- [Material provided]
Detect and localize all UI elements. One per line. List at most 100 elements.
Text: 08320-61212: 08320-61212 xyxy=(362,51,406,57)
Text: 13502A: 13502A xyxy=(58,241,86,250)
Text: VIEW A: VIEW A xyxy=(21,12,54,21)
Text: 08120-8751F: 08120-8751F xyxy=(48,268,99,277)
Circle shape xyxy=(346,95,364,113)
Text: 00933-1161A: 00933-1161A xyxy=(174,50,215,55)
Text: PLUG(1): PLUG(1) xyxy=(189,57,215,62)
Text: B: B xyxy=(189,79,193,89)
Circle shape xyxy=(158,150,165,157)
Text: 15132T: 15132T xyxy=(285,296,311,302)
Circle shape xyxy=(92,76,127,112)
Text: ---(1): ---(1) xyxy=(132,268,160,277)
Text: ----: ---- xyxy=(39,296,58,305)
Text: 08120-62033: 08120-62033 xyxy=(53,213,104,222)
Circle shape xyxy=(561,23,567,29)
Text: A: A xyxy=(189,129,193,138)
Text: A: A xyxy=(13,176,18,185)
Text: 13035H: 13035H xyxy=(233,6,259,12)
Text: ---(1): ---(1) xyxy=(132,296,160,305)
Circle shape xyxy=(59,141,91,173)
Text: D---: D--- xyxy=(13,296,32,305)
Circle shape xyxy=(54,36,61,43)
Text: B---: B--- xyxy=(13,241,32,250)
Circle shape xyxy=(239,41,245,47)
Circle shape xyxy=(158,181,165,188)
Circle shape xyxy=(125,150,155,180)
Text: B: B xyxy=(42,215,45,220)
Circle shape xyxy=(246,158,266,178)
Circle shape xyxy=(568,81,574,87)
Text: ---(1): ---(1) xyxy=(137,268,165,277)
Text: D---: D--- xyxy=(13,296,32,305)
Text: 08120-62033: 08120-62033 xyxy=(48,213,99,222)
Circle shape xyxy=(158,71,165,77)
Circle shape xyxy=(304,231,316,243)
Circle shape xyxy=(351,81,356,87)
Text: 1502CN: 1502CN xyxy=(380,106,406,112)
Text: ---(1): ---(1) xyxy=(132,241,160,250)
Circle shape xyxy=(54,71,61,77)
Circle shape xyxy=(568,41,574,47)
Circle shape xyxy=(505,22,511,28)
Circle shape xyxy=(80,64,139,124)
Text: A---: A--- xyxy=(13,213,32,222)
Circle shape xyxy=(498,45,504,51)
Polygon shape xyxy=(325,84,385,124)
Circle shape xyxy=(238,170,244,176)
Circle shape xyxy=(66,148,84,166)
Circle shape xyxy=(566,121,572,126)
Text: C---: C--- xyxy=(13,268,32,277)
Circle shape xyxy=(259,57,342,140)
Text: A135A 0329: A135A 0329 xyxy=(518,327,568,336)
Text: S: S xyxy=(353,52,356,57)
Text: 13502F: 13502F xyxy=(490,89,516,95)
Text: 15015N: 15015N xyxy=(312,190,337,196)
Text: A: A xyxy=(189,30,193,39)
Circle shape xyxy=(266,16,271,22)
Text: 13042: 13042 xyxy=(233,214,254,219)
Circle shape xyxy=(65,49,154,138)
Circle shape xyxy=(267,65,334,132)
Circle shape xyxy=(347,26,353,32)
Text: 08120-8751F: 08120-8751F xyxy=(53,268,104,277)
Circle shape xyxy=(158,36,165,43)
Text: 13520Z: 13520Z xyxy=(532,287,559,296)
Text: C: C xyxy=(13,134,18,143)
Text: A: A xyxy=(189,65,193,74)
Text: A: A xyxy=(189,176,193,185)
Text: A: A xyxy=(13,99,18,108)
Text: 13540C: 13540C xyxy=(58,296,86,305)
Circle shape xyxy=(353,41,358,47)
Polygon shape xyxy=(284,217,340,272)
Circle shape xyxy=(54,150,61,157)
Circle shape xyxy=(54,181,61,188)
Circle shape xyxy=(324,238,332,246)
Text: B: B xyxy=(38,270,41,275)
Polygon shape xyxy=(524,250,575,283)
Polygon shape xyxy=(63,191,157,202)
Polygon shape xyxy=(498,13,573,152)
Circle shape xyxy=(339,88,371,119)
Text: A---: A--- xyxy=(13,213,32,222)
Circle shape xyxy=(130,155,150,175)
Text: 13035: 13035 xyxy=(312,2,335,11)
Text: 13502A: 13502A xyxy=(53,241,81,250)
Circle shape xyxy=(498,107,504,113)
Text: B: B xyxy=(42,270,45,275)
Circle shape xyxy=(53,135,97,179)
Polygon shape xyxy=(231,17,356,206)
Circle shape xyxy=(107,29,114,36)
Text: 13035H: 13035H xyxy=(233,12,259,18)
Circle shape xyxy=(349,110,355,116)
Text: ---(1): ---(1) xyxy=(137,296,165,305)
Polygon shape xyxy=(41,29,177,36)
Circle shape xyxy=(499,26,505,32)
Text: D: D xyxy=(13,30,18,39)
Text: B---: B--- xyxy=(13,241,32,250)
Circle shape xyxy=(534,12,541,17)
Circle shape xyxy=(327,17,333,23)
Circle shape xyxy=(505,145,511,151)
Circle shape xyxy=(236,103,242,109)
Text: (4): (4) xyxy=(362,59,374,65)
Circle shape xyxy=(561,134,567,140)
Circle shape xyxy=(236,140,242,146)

- [Problem requirements] Rewrite every line of the records above, replacing "Circle shape" with "Ellipse shape" and keeping everything else the same.

- [Result for this exercise]
Detect and localize all UI elements. One per line. List at most 100 elements.
Text: 08320-61212: 08320-61212 xyxy=(362,51,406,57)
Text: 13502A: 13502A xyxy=(58,241,86,250)
Text: VIEW A: VIEW A xyxy=(21,12,54,21)
Text: 08120-8751F: 08120-8751F xyxy=(48,268,99,277)
Ellipse shape xyxy=(346,95,364,113)
Text: 00933-1161A: 00933-1161A xyxy=(174,50,215,55)
Text: PLUG(1): PLUG(1) xyxy=(189,57,215,62)
Text: B: B xyxy=(189,79,193,89)
Ellipse shape xyxy=(158,150,165,157)
Text: 15132T: 15132T xyxy=(285,296,311,302)
Ellipse shape xyxy=(92,76,127,112)
Text: ---(1): ---(1) xyxy=(132,268,160,277)
Text: ----: ---- xyxy=(39,296,58,305)
Text: 08120-62033: 08120-62033 xyxy=(53,213,104,222)
Ellipse shape xyxy=(561,23,567,29)
Text: A: A xyxy=(189,129,193,138)
Text: A: A xyxy=(13,176,18,185)
Text: 13035H: 13035H xyxy=(233,6,259,12)
Text: ---(1): ---(1) xyxy=(132,296,160,305)
Ellipse shape xyxy=(59,141,91,173)
Text: D---: D--- xyxy=(13,296,32,305)
Ellipse shape xyxy=(54,36,61,43)
Text: B---: B--- xyxy=(13,241,32,250)
Ellipse shape xyxy=(239,41,245,47)
Ellipse shape xyxy=(158,181,165,188)
Ellipse shape xyxy=(125,150,155,180)
Text: B: B xyxy=(42,215,45,220)
Ellipse shape xyxy=(246,158,266,178)
Ellipse shape xyxy=(568,81,574,87)
Text: ---(1): ---(1) xyxy=(137,268,165,277)
Text: D---: D--- xyxy=(13,296,32,305)
Text: 08120-62033: 08120-62033 xyxy=(48,213,99,222)
Ellipse shape xyxy=(158,71,165,77)
Ellipse shape xyxy=(304,231,316,243)
Ellipse shape xyxy=(351,81,356,87)
Text: 1502CN: 1502CN xyxy=(380,106,406,112)
Text: ---(1): ---(1) xyxy=(132,241,160,250)
Ellipse shape xyxy=(54,71,61,77)
Ellipse shape xyxy=(568,41,574,47)
Ellipse shape xyxy=(505,22,511,28)
Ellipse shape xyxy=(80,64,139,124)
Text: A---: A--- xyxy=(13,213,32,222)
Ellipse shape xyxy=(498,45,504,51)
Polygon shape xyxy=(325,84,385,124)
Ellipse shape xyxy=(238,170,244,176)
Ellipse shape xyxy=(66,148,84,166)
Ellipse shape xyxy=(566,121,572,126)
Text: C---: C--- xyxy=(13,268,32,277)
Ellipse shape xyxy=(259,57,342,140)
Text: A135A 0329: A135A 0329 xyxy=(518,327,568,336)
Text: S: S xyxy=(353,52,356,57)
Text: 13502F: 13502F xyxy=(490,89,516,95)
Text: 15015N: 15015N xyxy=(312,190,337,196)
Text: A: A xyxy=(189,30,193,39)
Ellipse shape xyxy=(266,16,271,22)
Text: 13042: 13042 xyxy=(233,214,254,219)
Ellipse shape xyxy=(65,49,154,138)
Ellipse shape xyxy=(267,65,334,132)
Ellipse shape xyxy=(347,26,353,32)
Text: 08120-8751F: 08120-8751F xyxy=(53,268,104,277)
Ellipse shape xyxy=(158,36,165,43)
Text: 13520Z: 13520Z xyxy=(532,287,559,296)
Text: C: C xyxy=(13,134,18,143)
Text: A: A xyxy=(189,65,193,74)
Text: A: A xyxy=(189,176,193,185)
Text: A: A xyxy=(13,99,18,108)
Text: 13540C: 13540C xyxy=(58,296,86,305)
Ellipse shape xyxy=(353,41,358,47)
Polygon shape xyxy=(284,217,340,272)
Ellipse shape xyxy=(54,150,61,157)
Ellipse shape xyxy=(54,181,61,188)
Ellipse shape xyxy=(324,238,332,246)
Text: B: B xyxy=(38,270,41,275)
Polygon shape xyxy=(524,250,575,283)
Polygon shape xyxy=(63,191,157,202)
Polygon shape xyxy=(498,13,573,152)
Ellipse shape xyxy=(339,88,371,119)
Text: A---: A--- xyxy=(13,213,32,222)
Ellipse shape xyxy=(130,155,150,175)
Text: 13035: 13035 xyxy=(312,2,335,11)
Text: 13502A: 13502A xyxy=(53,241,81,250)
Ellipse shape xyxy=(498,107,504,113)
Text: B: B xyxy=(42,270,45,275)
Ellipse shape xyxy=(53,135,97,179)
Polygon shape xyxy=(231,17,356,206)
Ellipse shape xyxy=(107,29,114,36)
Text: 13035H: 13035H xyxy=(233,12,259,18)
Ellipse shape xyxy=(349,110,355,116)
Text: ---(1): ---(1) xyxy=(137,296,165,305)
Polygon shape xyxy=(41,29,177,36)
Ellipse shape xyxy=(499,26,505,32)
Text: D: D xyxy=(13,30,18,39)
Text: B---: B--- xyxy=(13,241,32,250)
Ellipse shape xyxy=(534,12,541,17)
Ellipse shape xyxy=(327,17,333,23)
Ellipse shape xyxy=(505,145,511,151)
Ellipse shape xyxy=(236,103,242,109)
Text: (4): (4) xyxy=(362,59,374,65)
Ellipse shape xyxy=(561,134,567,140)
Ellipse shape xyxy=(236,140,242,146)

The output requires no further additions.